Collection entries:
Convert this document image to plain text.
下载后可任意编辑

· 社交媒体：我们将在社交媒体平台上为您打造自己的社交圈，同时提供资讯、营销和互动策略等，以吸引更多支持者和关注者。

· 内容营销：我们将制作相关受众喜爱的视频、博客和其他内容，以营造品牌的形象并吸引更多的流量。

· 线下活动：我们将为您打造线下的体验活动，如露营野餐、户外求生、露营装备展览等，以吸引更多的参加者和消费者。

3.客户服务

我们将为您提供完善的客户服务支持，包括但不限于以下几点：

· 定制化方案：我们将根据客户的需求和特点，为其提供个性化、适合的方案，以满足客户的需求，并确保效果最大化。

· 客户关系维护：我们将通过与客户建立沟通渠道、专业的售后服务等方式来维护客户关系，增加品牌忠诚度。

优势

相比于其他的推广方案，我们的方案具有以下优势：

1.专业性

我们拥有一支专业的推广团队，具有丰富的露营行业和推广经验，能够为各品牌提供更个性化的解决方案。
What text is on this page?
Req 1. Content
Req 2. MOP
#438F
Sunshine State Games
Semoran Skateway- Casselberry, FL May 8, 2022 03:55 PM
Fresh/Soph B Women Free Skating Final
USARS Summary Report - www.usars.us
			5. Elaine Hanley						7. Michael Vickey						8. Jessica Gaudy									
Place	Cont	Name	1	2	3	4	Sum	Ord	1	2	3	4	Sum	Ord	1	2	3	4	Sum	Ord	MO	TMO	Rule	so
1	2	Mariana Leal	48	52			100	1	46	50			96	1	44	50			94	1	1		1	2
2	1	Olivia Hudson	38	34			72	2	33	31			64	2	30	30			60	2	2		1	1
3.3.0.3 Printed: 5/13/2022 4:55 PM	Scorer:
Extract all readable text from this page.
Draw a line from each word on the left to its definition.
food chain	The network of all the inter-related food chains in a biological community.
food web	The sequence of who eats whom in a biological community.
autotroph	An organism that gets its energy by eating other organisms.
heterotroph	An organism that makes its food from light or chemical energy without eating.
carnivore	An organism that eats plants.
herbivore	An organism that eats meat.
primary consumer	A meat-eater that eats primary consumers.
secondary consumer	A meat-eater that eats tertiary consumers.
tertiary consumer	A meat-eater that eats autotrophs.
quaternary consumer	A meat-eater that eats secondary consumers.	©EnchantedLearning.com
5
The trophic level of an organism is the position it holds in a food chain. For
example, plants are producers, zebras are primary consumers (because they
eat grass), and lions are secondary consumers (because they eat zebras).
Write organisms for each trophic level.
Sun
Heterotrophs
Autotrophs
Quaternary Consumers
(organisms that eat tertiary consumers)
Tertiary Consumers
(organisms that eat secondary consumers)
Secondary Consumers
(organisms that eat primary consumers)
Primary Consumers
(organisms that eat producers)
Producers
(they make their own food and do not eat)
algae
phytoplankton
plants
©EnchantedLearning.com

■ What you are asked to do:
Reproduce the entries above in full, verbatim.

■ Exercise solution:
Convert this document image to plain text.
下载后可任意编辑

· 社交媒体：我们将在社交媒体平台上为您打造自己的社交圈，同时提供资讯、营销和互动策略等，以吸引更多支持者和关注者。

· 内容营销：我们将制作相关受众喜爱的视频、博客和其他内容，以营造品牌的形象并吸引更多的流量。

· 线下活动：我们将为您打造线下的体验活动，如露营野餐、户外求生、露营装备展览等，以吸引更多的参加者和消费者。

3.客户服务

我们将为您提供完善的客户服务支持，包括但不限于以下几点：

· 定制化方案：我们将根据客户的需求和特点，为其提供个性化、适合的方案，以满足客户的需求，并确保效果最大化。

· 客户关系维护：我们将通过与客户建立沟通渠道、专业的售后服务等方式来维护客户关系，增加品牌忠诚度。

优势

相比于其他的推广方案，我们的方案具有以下优势：

1.专业性

我们拥有一支专业的推广团队，具有丰富的露营行业和推广经验，能够为各品牌提供更个性化的解决方案。
What text is on this page?
Req 1. Content
Req 2. MOP
#438F
Sunshine State Games
Semoran Skateway- Casselberry, FL May 8, 2022 03:55 PM
Fresh/Soph B Women Free Skating Final
USARS Summary Report - www.usars.us
			5. Elaine Hanley						7. Michael Vickey						8. Jessica Gaudy									
Place	Cont	Name	1	2	3	4	Sum	Ord	1	2	3	4	Sum	Ord	1	2	3	4	Sum	Ord	MO	TMO	Rule	so
1	2	Mariana Leal	48	52			100	1	46	50			96	1	44	50			94	1	1		1	2
2	1	Olivia Hudson	38	34			72	2	33	31			64	2	30	30			60	2	2		1	1
3.3.0.3 Printed: 5/13/2022 4:55 PM	Scorer:
Extract all readable text from this page.
Draw a line from each word on the left to its definition.
food chain	The network of all the inter-related food chains in a biological community.
food web	The sequence of who eats whom in a biological community.
autotroph	An organism that gets its energy by eating other organisms.
heterotroph	An organism that makes its food from light or chemical energy without eating.
carnivore	An organism that eats plants.
herbivore	An organism that eats meat.
primary consumer	A meat-eater that eats primary consumers.
secondary consumer	A meat-eater that eats tertiary consumers.
tertiary consumer	A meat-eater that eats autotrophs.
quaternary consumer	A meat-eater that eats secondary consumers.	©EnchantedLearning.com
5
The trophic level of an organism is the position it holds in a food chain. For
example, plants are producers, zebras are primary consumers (because they
eat grass), and lions are secondary consumers (because they eat zebras).
Write organisms for each trophic level.
Sun
Heterotrophs
Autotrophs
Quaternary Consumers
(organisms that eat tertiary consumers)
Tertiary Consumers
(organisms that eat secondary consumers)
Secondary Consumers
(organisms that eat primary consumers)
Primary Consumers
(organisms that eat producers)
Producers
(they make their own food and do not eat)
algae
phytoplankton
plants
©EnchantedLearning.com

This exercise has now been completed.